DATA LISTING:
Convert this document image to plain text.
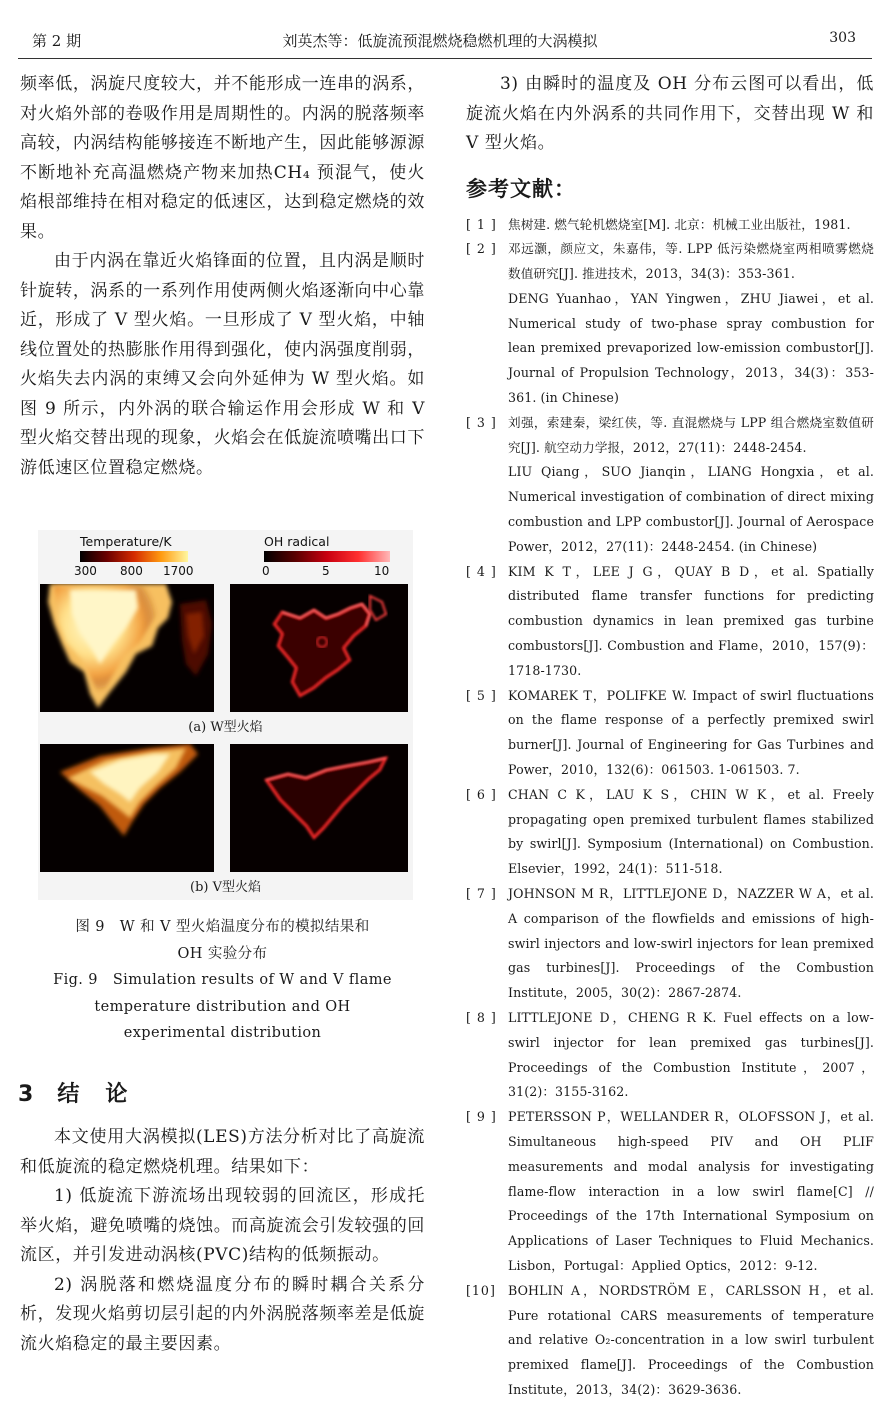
第 2 期	刘英杰等：低旋流预混燃烧稳燃机理的大涡模拟	303

频率低，涡旋尺度较大，并不能形成一连串的涡系，对火焰外部的卷吸作用是周期性的。内涡的脱落频率高较，内涡结构能够接连不断地产生，因此能够源源不断地补充高温燃烧产物来加热CH₄ 预混气，使火焰根部维持在相对稳定的低速区，达到稳定燃烧的效果。

由于内涡在靠近火焰锋面的位置，且内涡是顺时针旋转，涡系的一系列作用使两侧火焰逐渐向中心靠近，形成了 V 型火焰。一旦形成了 V 型火焰，中轴线位置处的热膨胀作用得到强化，使内涡强度削弱，火焰失去内涡的束缚又会向外延伸为 W 型火焰。如图 9 所示，内外涡的联合输运作用会形成 W 和 V 型火焰交替出现的现象，火焰会在低旋流喷嘴出口下游低速区位置稳定燃烧。

Temperature/K
300 800 1700
OH radical
0	5	10
(a) W型火焰
(b) V型火焰
图 9　W 和 V 型火焰温度分布的模拟结果和
OH 实验分布
Fig. 9　Simulation results of W and V flame
temperature distribution and OH
experimental distribution
3 结 论

本文使用大涡模拟(LES)方法分析对比了高旋流和低旋流的稳定燃烧机理。结果如下：

1) 低旋流下游流场出现较弱的回流区，形成托举火焰，避免喷嘴的烧蚀。而高旋流会引发较强的回流区，并引发进动涡核(PVC)结构的低频振动。

2) 涡脱落和燃烧温度分布的瞬时耦合关系分析，发现火焰剪切层引起的内外涡脱落频率差是低旋流火焰稳定的最主要因素。

3) 由瞬时的温度及 OH 分布云图可以看出，低旋流火焰在内外涡系的共同作用下，交替出现 W 和 V 型火焰。

参考文献：
[ 1 ] 焦树建. 燃气轮机燃烧室[M]. 北京：机械工业出版社，1981.

[ 2 ] 邓远灏，颜应文，朱嘉伟，等. LPP 低污染燃烧室两相喷雾燃烧数值研究[J]. 推进技术，2013，34(3)：353-361.

DENG Yuanhao，YAN Yingwen，ZHU Jiawei，et al. Numerical study of two-phase spray combustion for lean premixed prevaporized low-emission combustor[J]. Journal of Propulsion Technology，2013，34(3)：353-361. (in Chinese)

[ 3 ] 刘强，索建秦，梁红侠，等. 直混燃烧与 LPP 组合燃烧室数值研究[J]. 航空动力学报，2012，27(11)：2448-2454.

LIU Qiang，SUO Jianqin，LIANG Hongxia，et al. Numerical investigation of combination of direct mixing combustion and LPP combustor[J]. Journal of Aerospace Power，2012，27(11)：2448-2454. (in Chinese)

[ 4 ] KIM K T，LEE J G，QUAY B D，et al. Spatially distributed flame transfer functions for predicting combustion dynamics in lean premixed gas turbine combustors[J]. Combustion and Flame，2010，157(9)：1718-1730.

[ 5 ] KOMAREK T，POLIFKE W. Impact of swirl fluctuations on the flame response of a perfectly premixed swirl burner[J]. Journal of Engineering for Gas Turbines and Power，2010，132(6)：061503. 1-061503. 7.

[ 6 ] CHAN C K，LAU K S，CHIN W K，et al. Freely propagating open premixed turbulent flames stabilized by swirl[J]. Symposium (International) on Combustion. Elsevier，1992，24(1)：511-518.

[ 7 ] JOHNSON M R，LITTLEJONE D，NAZZER W A，et al. A comparison of the flowfields and emissions of high-swirl injectors and low-swirl injectors for lean premixed gas turbines[J]. Proceedings of the Combustion Institute，2005，30(2)：2867-2874.

[ 8 ] LITTLEJONE D，CHENG R K. Fuel effects on a low-swirl injector for lean premixed gas turbines[J]. Proceedings of the Combustion Institute，2007，31(2)：3155-3162.

[ 9 ] PETERSSON P，WELLANDER R，OLOFSSON J，et al. Simultaneous high-speed PIV and OH PLIF measurements and modal analysis for investigating flame-flow interaction in a low swirl flame[C] // Proceedings of the 17th International Symposium on Applications of Laser Techniques to Fluid Mechanics. Lisbon，Portugal：Applied Optics，2012：9-12.

[10] BOHLIN A，NORDSTRÖM E，CARLSSON H，et al. Pure rotational CARS measurements of temperature and relative O₂-concentration in a low swirl turbulent premixed flame[J]. Proceedings of the Combustion Institute，2013，34(2)：3629-3636.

DIRECTIONS: Extract all lines from the material above that include the word "distribution".

RESULT FOR THIS EXERCISE:
temperature distribution and OH
experimental distribution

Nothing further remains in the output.